■ **To do**
Which lines include the word "terkait"? Copy each of them.

■ **Records for processing**
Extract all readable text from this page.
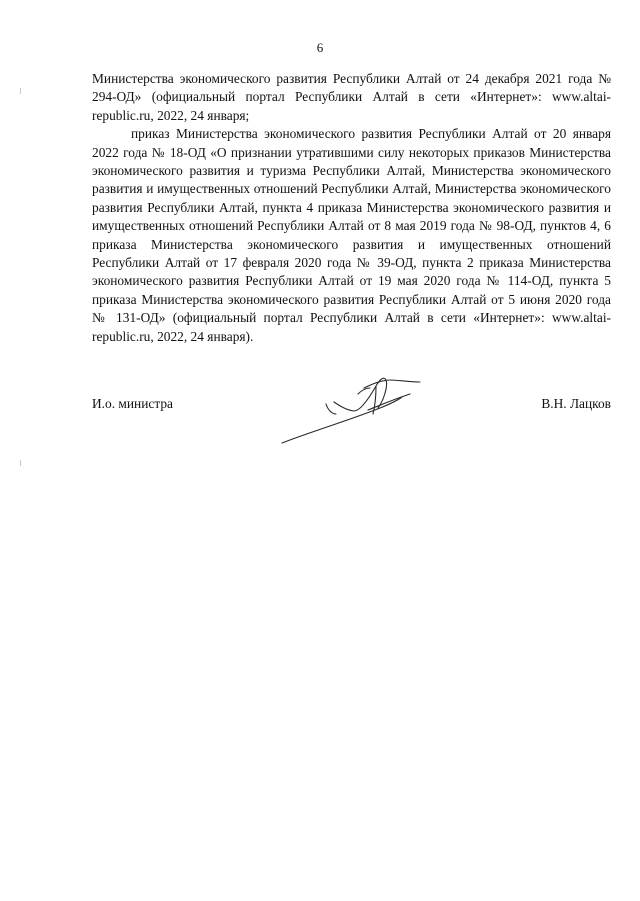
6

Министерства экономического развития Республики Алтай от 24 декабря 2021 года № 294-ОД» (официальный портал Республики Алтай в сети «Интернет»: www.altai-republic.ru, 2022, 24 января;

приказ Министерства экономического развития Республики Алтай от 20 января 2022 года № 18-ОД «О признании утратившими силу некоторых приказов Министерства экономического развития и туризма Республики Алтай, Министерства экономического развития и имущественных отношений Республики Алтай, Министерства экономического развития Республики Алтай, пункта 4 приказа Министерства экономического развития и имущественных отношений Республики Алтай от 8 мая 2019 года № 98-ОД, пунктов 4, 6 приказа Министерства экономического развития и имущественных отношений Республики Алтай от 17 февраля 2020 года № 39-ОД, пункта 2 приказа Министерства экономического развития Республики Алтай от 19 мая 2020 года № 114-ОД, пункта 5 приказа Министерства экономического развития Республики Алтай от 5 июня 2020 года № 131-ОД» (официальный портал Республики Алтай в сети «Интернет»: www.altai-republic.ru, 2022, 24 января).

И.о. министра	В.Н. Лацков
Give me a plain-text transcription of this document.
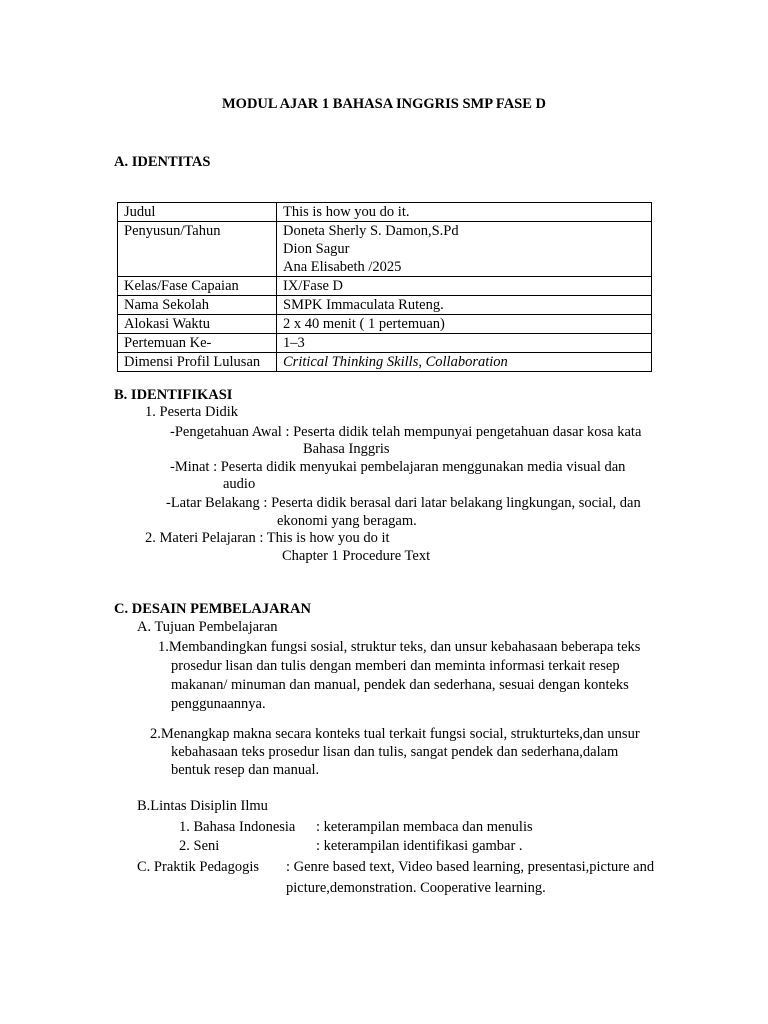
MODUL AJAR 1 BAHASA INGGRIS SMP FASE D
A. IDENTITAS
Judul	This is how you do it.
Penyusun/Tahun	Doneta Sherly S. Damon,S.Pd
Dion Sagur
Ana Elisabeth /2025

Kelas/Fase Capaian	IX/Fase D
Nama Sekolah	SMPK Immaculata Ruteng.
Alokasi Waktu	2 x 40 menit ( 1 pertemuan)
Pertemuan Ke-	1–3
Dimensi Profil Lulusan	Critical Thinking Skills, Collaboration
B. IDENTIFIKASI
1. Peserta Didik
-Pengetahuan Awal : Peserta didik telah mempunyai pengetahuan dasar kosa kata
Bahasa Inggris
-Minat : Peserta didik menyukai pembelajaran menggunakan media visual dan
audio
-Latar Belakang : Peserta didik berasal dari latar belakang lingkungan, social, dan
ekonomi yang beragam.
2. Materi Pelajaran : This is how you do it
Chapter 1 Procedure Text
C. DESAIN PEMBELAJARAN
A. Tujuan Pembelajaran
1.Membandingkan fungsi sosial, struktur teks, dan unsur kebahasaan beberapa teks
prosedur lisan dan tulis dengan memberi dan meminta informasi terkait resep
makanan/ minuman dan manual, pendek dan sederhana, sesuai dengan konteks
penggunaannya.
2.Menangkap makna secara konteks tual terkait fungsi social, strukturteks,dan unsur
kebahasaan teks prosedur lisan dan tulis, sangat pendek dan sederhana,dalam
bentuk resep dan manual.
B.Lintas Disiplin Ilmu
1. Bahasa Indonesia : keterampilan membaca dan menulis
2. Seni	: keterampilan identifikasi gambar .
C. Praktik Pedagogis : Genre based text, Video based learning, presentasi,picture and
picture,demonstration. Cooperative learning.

■ **The solution**
prosedur lisan dan tulis dengan memberi dan meminta informasi terkait resep
2.Menangkap makna secara konteks tual terkait fungsi social, strukturteks,dan unsur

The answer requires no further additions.